### Problem description
Please quote the material exactly, every line of it.

(Data items)
-- start --
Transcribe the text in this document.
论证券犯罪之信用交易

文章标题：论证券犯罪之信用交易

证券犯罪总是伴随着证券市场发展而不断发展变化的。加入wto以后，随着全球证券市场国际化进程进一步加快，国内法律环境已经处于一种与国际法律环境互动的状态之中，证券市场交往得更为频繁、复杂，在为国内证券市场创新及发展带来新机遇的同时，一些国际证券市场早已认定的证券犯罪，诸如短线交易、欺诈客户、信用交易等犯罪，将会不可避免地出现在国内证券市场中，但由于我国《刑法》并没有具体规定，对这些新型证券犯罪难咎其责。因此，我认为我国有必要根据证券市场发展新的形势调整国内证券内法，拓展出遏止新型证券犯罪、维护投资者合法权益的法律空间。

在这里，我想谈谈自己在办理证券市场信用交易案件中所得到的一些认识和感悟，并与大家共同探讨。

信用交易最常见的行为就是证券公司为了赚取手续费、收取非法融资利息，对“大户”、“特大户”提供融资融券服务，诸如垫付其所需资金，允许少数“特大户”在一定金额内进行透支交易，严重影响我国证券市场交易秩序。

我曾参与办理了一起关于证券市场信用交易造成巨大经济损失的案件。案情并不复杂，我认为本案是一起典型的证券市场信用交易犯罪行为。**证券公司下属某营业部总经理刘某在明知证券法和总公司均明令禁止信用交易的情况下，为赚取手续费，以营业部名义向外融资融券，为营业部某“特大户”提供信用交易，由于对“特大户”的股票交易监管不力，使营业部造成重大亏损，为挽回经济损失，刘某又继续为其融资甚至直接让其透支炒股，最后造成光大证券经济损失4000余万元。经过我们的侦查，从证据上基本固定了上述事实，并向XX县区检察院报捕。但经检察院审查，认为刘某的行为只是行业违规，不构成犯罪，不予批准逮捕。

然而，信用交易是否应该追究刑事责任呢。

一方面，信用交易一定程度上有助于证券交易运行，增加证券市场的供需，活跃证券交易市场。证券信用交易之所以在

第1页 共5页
-- end --
### Task output
Transcribe the text in this document.
论证券犯罪之信用交易

文章标题：论证券犯罪之信用交易

证券犯罪总是伴随着证券市场发展而不断发展变化的。加入wto以后，随着全球证券市场国际化进程进一步加快，国内法律环境已经处于一种与国际法律环境互动的状态之中，证券市场交往得更为频繁、复杂，在为国内证券市场创新及发展带来新机遇的同时，一些国际证券市场早已认定的证券犯罪，诸如短线交易、欺诈客户、信用交易等犯罪，将会不可避免地出现在国内证券市场中，但由于我国《刑法》并没有具体规定，对这些新型证券犯罪难咎其责。因此，我认为我国有必要根据证券市场发展新的形势调整国内证券内法，拓展出遏止新型证券犯罪、维护投资者合法权益的法律空间。

在这里，我想谈谈自己在办理证券市场信用交易案件中所得到的一些认识和感悟，并与大家共同探讨。

信用交易最常见的行为就是证券公司为了赚取手续费、收取非法融资利息，对“大户”、“特大户”提供融资融券服务，诸如垫付其所需资金，允许少数“特大户”在一定金额内进行透支交易，严重影响我国证券市场交易秩序。

我曾参与办理了一起关于证券市场信用交易造成巨大经济损失的案件。案情并不复杂，我认为本案是一起典型的证券市场信用交易犯罪行为。**证券公司下属某营业部总经理刘某在明知证券法和总公司均明令禁止信用交易的情况下，为赚取手续费，以营业部名义向外融资融券，为营业部某“特大户”提供信用交易，由于对“特大户”的股票交易监管不力，使营业部造成重大亏损，为挽回经济损失，刘某又继续为其融资甚至直接让其透支炒股，最后造成光大证券经济损失4000余万元。经过我们的侦查，从证据上基本固定了上述事实，并向XX县区检察院报捕。但经检察院审查，认为刘某的行为只是行业违规，不构成犯罪，不予批准逮捕。

然而，信用交易是否应该追究刑事责任呢。

一方面，信用交易一定程度上有助于证券交易运行，增加证券市场的供需，活跃证券交易市场。证券信用交易之所以在

第1页 共5页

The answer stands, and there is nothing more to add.